Look through the material below for "Rating". Copy every line that contains it.

Data extracted from a collection
┏━━
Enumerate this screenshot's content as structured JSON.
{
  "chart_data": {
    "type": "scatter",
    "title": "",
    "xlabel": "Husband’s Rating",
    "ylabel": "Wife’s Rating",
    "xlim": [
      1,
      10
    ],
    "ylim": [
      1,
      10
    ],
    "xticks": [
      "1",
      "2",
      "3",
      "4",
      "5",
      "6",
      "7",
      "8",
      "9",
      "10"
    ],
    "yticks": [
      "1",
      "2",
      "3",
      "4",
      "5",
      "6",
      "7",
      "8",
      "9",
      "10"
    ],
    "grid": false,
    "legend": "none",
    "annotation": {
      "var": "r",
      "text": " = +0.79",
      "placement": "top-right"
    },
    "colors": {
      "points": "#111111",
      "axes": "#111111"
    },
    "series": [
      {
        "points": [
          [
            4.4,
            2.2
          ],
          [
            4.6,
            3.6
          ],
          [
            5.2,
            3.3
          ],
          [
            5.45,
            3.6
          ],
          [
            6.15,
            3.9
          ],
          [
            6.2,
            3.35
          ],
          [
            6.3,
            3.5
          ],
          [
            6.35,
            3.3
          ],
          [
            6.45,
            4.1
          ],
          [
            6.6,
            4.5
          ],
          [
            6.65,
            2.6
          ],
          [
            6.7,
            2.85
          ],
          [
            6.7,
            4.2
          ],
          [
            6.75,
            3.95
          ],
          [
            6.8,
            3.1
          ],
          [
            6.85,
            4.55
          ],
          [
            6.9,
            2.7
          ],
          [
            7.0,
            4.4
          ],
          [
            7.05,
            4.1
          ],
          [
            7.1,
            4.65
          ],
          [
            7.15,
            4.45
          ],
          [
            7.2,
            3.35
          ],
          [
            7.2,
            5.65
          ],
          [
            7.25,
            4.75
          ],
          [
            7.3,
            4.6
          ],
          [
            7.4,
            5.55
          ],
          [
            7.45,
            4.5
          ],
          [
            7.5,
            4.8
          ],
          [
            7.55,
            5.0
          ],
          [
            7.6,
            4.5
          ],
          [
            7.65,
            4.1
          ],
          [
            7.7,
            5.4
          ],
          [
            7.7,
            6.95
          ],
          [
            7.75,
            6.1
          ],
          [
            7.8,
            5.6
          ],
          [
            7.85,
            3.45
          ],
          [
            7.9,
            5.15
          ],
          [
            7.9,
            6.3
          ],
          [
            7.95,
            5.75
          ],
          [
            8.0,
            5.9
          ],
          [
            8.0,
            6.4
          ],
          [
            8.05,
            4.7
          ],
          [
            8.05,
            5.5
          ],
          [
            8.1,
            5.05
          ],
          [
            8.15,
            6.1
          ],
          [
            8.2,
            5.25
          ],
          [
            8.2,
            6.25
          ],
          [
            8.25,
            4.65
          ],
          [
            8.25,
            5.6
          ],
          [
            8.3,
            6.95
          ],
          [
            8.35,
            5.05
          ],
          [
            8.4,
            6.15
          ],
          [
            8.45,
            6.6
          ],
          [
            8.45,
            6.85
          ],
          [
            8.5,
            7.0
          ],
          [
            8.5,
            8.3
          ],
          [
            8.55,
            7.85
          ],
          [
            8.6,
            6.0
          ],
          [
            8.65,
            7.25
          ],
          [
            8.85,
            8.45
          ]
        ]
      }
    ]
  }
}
┗━━
TASK ANSWER:
    "xlabel": "Husband’s Rating",
    "ylabel": "Wife’s Rating",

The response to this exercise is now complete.